» **Exercise details**
Reproduce word for word the entries from the first line through the line containing "panel-c-multiplier: ×10−7: [622, 59, 687, 80]", inclusive.

:::::

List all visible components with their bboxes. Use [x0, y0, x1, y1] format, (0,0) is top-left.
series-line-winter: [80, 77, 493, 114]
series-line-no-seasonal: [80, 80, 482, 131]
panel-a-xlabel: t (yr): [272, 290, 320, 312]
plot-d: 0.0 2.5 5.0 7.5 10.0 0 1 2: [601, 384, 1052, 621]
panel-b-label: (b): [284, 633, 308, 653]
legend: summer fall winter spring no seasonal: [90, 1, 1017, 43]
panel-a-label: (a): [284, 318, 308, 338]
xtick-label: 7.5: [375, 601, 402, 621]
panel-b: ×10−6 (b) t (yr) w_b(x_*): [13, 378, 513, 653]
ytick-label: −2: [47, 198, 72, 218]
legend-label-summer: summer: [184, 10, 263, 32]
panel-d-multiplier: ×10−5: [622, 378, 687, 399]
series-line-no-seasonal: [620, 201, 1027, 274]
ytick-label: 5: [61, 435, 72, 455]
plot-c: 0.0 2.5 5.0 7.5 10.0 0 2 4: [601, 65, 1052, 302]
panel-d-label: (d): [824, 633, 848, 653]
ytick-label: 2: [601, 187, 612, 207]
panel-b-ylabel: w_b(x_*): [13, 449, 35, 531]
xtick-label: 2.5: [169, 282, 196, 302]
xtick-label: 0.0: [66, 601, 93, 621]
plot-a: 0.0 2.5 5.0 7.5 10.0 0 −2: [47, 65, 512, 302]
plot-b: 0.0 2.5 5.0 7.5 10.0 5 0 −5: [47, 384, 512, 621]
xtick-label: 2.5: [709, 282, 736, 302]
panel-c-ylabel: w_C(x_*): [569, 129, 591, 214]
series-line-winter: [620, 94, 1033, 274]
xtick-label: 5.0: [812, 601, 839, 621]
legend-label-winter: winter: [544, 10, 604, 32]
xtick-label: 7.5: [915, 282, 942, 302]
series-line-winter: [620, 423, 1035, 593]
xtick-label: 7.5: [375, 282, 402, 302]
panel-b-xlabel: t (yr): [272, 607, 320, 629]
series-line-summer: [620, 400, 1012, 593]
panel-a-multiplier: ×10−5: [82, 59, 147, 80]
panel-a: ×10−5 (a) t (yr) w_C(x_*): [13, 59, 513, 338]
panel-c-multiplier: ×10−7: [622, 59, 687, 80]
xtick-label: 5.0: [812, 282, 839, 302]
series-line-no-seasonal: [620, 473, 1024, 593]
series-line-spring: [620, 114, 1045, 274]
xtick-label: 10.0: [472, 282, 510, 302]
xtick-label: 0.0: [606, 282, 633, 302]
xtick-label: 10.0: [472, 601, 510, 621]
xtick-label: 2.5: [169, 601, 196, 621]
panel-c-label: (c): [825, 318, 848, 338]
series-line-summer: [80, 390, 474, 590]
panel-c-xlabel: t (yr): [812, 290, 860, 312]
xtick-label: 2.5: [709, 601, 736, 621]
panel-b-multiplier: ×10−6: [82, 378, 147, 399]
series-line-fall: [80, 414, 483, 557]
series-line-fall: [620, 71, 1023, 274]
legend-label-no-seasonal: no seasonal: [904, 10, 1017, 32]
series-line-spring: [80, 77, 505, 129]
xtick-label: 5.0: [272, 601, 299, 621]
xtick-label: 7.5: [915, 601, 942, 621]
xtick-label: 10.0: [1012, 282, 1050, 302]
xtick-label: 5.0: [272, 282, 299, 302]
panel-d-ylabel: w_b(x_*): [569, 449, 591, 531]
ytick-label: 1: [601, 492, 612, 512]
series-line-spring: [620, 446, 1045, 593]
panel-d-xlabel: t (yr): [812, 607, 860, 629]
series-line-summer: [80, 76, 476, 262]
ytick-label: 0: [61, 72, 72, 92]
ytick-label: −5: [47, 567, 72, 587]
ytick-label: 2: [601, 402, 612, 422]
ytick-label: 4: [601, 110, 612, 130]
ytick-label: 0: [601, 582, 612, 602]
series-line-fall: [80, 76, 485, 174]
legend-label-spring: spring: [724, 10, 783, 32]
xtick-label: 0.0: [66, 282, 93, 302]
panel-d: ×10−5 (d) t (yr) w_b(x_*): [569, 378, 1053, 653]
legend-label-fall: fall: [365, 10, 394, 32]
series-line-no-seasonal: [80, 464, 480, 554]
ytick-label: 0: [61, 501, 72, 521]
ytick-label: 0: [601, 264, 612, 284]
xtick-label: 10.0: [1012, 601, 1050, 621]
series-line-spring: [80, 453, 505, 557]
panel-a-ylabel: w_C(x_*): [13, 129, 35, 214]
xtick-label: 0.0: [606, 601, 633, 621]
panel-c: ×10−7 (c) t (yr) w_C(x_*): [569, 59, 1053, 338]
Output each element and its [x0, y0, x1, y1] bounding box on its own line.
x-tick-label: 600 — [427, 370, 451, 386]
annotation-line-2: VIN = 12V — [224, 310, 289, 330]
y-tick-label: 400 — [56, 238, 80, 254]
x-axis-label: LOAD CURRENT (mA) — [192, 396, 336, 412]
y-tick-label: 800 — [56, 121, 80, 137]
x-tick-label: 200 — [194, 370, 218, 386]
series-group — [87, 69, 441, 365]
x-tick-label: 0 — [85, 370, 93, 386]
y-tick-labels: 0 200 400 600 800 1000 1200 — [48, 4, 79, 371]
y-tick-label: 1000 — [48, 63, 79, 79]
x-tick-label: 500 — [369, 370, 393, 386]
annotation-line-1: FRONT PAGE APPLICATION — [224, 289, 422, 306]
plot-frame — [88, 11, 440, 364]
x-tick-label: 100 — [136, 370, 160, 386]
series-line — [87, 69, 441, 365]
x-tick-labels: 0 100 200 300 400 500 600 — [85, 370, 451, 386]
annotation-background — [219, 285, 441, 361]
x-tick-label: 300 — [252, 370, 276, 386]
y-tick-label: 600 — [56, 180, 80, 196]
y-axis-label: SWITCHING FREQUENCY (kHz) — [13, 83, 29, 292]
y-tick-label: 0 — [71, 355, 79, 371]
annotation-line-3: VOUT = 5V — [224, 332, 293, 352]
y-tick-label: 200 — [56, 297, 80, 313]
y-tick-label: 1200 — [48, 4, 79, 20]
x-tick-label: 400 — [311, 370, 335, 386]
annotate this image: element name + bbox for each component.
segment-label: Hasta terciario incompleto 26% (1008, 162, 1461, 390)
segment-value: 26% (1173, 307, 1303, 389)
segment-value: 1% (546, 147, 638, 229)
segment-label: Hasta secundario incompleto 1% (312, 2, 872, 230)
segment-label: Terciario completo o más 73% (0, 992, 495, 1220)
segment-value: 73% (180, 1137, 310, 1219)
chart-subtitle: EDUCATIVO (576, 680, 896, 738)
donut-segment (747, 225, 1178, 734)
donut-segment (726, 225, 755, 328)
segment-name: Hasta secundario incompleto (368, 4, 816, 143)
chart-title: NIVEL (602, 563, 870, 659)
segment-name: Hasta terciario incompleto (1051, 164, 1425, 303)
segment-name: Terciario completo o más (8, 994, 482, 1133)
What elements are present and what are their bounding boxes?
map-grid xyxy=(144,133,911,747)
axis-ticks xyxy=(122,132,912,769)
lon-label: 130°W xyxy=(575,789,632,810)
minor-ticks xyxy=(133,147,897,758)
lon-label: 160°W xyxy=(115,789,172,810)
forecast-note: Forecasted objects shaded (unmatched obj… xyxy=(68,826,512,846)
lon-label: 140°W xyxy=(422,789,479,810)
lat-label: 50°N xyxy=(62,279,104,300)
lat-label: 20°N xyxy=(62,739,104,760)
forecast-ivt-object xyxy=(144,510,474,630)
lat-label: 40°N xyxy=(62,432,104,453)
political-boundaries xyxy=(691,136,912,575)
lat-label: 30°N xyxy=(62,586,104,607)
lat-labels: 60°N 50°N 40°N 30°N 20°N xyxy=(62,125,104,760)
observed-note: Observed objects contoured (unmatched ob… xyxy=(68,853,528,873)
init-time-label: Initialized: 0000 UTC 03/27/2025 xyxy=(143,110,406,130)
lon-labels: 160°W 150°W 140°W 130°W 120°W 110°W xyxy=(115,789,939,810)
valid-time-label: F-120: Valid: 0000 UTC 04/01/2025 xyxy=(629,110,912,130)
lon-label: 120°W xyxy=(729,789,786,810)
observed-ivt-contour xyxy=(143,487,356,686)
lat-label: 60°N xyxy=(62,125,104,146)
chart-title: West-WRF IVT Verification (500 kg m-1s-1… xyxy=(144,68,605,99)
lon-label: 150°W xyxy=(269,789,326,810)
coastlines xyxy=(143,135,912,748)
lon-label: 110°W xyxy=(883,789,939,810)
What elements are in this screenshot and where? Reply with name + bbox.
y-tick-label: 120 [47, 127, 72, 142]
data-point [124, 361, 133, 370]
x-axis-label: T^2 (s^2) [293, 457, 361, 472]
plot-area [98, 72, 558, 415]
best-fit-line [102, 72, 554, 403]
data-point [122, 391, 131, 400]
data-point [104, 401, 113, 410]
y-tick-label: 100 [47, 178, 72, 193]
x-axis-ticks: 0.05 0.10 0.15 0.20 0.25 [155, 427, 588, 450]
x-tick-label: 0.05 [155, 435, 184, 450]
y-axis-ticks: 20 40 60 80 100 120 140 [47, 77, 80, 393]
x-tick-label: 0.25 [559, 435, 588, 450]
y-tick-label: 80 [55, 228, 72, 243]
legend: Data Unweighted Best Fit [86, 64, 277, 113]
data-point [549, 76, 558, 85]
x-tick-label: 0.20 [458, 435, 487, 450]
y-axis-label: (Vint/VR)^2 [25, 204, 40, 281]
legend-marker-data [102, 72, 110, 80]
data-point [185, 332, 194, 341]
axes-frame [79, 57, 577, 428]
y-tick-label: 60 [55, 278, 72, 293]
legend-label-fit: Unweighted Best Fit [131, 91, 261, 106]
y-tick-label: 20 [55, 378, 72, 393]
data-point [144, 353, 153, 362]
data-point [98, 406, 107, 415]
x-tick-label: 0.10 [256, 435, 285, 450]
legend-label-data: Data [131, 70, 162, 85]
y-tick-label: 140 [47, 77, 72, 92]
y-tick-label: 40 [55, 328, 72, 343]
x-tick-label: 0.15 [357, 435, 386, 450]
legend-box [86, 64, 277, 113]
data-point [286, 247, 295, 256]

:::::

» **The answer**
List all visible components with their bboxes. Use [x0, y0, x1, y1] format, (0,0) is top-left.
series-line-winter: [80, 77, 493, 114]
series-line-no-seasonal: [80, 80, 482, 131]
panel-a-xlabel: t (yr): [272, 290, 320, 312]
plot-d: 0.0 2.5 5.0 7.5 10.0 0 1 2: [601, 384, 1052, 621]
panel-b-label: (b): [284, 633, 308, 653]
legend: summer fall winter spring no seasonal: [90, 1, 1017, 43]
panel-a-label: (a): [284, 318, 308, 338]
xtick-label: 7.5: [375, 601, 402, 621]
panel-b: ×10−6 (b) t (yr) w_b(x_*): [13, 378, 513, 653]
ytick-label: −2: [47, 198, 72, 218]
legend-label-summer: summer: [184, 10, 263, 32]
panel-d-multiplier: ×10−5: [622, 378, 687, 399]
series-line-no-seasonal: [620, 201, 1027, 274]
ytick-label: 5: [61, 435, 72, 455]
plot-c: 0.0 2.5 5.0 7.5 10.0 0 2 4: [601, 65, 1052, 302]
panel-d-label: (d): [824, 633, 848, 653]
ytick-label: 2: [601, 187, 612, 207]
panel-b-ylabel: w_b(x_*): [13, 449, 35, 531]
xtick-label: 2.5: [169, 282, 196, 302]
xtick-label: 0.0: [66, 601, 93, 621]
plot-a: 0.0 2.5 5.0 7.5 10.0 0 −2: [47, 65, 512, 302]
plot-b: 0.0 2.5 5.0 7.5 10.0 5 0 −5: [47, 384, 512, 621]
xtick-label: 2.5: [709, 282, 736, 302]
panel-c-ylabel: w_C(x_*): [569, 129, 591, 214]
series-line-winter: [620, 94, 1033, 274]
xtick-label: 5.0: [812, 601, 839, 621]
legend-label-winter: winter: [544, 10, 604, 32]
xtick-label: 7.5: [915, 282, 942, 302]
series-line-winter: [620, 423, 1035, 593]
xtick-label: 7.5: [375, 282, 402, 302]
panel-b-xlabel: t (yr): [272, 607, 320, 629]
series-line-summer: [620, 400, 1012, 593]
panel-a-multiplier: ×10−5: [82, 59, 147, 80]
panel-a: ×10−5 (a) t (yr) w_C(x_*): [13, 59, 513, 338]
panel-c-multiplier: ×10−7: [622, 59, 687, 80]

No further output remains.